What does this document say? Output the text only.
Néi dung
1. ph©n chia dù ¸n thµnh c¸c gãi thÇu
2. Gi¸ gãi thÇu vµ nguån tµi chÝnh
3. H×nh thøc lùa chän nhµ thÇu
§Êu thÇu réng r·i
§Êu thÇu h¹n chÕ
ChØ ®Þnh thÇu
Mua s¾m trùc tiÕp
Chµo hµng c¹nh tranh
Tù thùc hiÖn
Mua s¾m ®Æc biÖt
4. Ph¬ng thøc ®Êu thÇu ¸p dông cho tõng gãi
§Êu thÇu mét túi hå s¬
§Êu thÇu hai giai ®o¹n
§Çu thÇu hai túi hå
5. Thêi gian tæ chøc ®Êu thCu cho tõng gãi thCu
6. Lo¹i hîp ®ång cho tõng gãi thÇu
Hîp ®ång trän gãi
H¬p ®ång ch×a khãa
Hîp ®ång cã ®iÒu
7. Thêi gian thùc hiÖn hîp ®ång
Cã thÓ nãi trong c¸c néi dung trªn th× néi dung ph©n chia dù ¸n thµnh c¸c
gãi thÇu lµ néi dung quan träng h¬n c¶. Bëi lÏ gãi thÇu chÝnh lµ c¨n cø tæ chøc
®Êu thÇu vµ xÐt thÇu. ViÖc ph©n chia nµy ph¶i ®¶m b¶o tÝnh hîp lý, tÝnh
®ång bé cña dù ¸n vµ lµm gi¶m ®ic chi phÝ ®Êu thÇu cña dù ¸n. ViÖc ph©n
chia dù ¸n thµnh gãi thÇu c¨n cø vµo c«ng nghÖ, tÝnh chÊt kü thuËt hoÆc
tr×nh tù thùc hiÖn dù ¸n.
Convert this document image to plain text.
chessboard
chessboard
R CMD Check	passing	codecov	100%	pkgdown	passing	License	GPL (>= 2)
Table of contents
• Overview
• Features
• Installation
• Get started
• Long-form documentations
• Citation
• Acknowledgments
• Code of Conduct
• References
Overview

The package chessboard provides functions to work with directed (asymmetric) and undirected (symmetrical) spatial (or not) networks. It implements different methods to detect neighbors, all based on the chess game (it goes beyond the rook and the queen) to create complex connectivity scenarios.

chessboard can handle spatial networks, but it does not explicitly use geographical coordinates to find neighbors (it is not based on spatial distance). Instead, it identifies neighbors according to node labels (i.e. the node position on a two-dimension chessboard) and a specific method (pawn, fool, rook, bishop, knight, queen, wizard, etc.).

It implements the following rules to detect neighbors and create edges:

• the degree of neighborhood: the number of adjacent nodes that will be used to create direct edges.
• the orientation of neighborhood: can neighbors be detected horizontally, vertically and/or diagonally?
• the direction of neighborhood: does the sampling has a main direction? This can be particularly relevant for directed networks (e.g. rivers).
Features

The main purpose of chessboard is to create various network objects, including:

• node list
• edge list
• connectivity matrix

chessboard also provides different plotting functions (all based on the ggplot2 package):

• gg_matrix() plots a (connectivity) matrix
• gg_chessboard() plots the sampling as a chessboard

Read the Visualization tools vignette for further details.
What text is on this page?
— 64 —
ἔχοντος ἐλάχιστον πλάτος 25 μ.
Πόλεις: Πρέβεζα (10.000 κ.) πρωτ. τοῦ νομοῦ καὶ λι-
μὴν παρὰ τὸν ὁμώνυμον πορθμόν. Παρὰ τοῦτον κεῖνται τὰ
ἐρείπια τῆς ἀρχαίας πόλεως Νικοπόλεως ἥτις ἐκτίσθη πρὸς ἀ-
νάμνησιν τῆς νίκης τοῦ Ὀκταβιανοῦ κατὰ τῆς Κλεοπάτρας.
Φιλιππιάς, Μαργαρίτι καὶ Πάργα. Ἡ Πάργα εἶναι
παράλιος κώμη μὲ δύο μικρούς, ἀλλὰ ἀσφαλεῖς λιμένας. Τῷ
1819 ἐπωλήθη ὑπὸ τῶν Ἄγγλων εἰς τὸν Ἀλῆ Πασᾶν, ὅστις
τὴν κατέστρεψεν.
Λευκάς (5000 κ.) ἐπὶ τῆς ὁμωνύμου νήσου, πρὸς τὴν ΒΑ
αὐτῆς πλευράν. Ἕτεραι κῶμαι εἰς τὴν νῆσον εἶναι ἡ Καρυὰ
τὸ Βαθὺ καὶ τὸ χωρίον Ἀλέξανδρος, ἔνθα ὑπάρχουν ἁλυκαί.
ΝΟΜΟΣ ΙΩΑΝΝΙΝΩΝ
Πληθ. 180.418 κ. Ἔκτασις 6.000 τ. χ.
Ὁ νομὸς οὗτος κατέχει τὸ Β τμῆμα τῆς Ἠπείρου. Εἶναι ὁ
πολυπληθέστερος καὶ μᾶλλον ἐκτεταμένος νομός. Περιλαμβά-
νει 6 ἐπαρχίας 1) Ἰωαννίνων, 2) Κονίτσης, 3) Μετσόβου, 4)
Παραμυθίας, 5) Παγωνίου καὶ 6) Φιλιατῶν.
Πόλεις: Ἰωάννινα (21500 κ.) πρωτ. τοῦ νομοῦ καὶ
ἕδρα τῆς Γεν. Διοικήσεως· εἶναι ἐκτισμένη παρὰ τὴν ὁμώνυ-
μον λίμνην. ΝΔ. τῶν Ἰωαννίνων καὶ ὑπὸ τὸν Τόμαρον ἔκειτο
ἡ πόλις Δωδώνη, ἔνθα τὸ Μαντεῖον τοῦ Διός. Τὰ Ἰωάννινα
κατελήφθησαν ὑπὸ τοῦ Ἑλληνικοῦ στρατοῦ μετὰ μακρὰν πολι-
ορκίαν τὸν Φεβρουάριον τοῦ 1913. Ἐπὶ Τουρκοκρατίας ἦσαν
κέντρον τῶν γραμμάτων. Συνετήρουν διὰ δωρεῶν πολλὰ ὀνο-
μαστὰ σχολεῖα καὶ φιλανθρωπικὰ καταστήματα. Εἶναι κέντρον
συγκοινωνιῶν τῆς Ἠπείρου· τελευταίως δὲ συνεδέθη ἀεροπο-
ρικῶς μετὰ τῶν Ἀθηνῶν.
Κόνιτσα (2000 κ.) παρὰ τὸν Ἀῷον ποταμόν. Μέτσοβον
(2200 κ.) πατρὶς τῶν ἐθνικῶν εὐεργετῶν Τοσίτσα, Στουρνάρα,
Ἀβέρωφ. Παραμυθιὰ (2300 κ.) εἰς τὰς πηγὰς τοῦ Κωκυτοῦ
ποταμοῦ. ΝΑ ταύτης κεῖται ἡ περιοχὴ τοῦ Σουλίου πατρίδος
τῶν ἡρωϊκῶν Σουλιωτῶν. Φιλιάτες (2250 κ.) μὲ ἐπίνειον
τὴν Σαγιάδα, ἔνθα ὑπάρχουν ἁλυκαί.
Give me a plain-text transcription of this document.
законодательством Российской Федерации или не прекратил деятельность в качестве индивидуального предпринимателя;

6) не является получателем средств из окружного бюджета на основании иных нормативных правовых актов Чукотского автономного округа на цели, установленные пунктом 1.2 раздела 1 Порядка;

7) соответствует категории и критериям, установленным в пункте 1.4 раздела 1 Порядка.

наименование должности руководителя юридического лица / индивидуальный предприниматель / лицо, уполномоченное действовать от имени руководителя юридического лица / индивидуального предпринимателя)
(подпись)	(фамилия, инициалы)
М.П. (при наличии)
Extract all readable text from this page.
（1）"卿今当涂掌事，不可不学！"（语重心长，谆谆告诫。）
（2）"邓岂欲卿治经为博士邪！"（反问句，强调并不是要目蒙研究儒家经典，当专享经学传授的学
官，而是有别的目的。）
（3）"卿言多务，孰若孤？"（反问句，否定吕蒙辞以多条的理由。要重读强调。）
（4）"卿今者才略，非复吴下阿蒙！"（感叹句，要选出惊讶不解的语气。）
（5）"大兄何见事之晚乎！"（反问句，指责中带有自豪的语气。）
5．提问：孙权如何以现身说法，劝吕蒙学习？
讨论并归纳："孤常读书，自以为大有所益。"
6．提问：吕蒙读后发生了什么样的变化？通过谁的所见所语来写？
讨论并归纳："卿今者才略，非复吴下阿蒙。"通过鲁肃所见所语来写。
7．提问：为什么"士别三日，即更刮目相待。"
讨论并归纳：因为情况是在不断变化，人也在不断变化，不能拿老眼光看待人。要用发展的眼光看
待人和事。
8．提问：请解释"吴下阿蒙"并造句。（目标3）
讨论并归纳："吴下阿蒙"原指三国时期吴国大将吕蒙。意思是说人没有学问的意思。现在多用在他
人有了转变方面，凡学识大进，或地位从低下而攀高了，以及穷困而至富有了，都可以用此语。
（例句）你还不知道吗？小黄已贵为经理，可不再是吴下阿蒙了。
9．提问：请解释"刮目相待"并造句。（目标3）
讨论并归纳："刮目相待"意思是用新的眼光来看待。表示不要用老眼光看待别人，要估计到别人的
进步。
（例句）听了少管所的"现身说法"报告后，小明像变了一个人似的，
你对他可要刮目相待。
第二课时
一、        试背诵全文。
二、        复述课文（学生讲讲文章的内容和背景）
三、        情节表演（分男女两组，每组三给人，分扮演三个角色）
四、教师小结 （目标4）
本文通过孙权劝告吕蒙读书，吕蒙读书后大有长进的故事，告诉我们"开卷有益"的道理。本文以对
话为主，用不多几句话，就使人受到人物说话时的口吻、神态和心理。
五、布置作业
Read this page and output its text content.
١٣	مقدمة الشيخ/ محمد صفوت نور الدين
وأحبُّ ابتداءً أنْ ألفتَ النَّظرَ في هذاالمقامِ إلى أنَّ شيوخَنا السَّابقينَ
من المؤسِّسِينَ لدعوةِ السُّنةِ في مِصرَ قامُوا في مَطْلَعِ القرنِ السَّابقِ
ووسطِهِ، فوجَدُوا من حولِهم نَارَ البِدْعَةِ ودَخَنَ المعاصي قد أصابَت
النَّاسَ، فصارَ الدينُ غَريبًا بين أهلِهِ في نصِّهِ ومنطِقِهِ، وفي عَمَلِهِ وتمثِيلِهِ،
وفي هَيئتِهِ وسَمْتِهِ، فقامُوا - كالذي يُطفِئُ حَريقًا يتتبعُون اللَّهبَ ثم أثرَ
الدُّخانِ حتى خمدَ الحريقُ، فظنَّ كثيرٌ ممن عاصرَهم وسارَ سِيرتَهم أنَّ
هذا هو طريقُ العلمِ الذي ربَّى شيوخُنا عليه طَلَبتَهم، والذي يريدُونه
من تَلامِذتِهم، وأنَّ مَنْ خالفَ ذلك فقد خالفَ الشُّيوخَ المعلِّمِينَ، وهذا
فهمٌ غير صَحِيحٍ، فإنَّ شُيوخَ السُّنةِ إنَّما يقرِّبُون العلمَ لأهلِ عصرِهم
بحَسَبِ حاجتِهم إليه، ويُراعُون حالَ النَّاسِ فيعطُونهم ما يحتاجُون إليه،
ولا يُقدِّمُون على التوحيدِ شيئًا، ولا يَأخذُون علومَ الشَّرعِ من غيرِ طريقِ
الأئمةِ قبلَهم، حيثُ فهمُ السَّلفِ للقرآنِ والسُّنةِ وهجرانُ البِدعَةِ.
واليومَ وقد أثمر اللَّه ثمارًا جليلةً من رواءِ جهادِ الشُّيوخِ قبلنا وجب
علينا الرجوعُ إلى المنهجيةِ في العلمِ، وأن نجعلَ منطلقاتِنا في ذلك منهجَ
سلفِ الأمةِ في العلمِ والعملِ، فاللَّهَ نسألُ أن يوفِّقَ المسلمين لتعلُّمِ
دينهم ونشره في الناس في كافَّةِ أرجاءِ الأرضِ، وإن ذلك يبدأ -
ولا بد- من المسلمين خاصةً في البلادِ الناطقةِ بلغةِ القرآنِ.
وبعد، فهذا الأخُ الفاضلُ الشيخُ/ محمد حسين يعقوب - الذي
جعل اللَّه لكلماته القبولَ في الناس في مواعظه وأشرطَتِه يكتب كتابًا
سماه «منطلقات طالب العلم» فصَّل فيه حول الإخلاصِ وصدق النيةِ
+===+
> INSTRUCTIONS FOR THE TASK
Every line of the listing that holds "What" should be found and copied.

> TASK RESULT
What does this document say? Output the text only.
What text is on this page?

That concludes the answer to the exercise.